_Exercise aim:_
Using the records below, locate all lines containing "JSON" and return them.

_Material shown:_
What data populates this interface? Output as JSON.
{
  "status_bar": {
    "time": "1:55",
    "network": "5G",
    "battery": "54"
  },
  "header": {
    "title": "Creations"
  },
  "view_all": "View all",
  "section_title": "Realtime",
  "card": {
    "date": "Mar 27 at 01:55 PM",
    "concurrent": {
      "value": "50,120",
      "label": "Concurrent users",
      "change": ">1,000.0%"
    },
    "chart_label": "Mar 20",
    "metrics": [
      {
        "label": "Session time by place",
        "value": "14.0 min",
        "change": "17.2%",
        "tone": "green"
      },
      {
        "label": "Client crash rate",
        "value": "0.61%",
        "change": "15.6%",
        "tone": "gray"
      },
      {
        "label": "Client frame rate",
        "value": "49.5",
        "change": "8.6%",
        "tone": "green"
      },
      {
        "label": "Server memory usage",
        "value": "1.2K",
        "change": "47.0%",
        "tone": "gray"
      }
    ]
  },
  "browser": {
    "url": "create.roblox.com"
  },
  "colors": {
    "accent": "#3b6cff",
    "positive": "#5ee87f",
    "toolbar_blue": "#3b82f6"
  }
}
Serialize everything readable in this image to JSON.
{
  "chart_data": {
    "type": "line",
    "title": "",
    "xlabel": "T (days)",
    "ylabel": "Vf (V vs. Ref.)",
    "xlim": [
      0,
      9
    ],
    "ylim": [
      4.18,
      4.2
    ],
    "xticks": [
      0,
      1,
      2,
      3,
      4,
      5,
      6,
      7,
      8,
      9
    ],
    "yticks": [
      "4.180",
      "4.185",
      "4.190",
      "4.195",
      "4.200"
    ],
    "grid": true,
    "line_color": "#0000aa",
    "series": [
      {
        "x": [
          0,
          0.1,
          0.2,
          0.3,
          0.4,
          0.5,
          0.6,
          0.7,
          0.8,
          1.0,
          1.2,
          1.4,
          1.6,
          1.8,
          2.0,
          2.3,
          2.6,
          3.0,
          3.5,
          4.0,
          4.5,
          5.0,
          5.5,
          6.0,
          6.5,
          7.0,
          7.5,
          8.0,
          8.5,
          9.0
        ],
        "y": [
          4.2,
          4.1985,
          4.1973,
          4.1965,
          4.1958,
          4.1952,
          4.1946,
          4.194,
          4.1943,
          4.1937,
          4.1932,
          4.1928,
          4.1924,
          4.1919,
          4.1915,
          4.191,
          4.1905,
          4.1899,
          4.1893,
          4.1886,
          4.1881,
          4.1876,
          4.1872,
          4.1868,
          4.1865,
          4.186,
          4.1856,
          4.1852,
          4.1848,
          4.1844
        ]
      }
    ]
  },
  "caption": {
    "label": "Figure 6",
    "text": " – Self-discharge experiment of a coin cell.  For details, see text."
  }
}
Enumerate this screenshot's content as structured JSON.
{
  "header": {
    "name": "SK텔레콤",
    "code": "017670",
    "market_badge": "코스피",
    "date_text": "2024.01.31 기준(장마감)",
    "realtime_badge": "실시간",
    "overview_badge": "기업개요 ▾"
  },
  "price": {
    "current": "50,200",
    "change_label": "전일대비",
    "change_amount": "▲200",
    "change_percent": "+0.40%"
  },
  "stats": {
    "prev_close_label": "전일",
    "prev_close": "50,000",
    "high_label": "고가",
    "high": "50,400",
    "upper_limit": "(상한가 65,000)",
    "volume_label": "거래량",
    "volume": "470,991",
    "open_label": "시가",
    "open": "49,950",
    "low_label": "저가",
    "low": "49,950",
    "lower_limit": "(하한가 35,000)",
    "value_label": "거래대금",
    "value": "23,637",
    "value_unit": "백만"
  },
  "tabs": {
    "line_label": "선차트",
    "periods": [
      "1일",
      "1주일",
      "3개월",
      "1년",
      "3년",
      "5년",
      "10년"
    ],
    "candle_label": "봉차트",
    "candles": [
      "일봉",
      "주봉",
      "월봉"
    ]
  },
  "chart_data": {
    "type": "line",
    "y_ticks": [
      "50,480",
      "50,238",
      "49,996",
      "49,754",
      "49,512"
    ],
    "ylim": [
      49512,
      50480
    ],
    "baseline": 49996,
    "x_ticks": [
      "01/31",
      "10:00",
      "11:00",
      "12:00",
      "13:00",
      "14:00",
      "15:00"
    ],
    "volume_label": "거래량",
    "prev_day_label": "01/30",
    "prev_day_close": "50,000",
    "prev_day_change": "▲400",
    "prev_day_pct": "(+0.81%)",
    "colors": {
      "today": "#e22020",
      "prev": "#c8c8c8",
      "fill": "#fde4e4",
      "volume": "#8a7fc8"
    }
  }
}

_Answer below:_
What data populates this interface? Output as JSON.
Serialize everything readable in this image to JSON.
Enumerate this screenshot's content as structured JSON.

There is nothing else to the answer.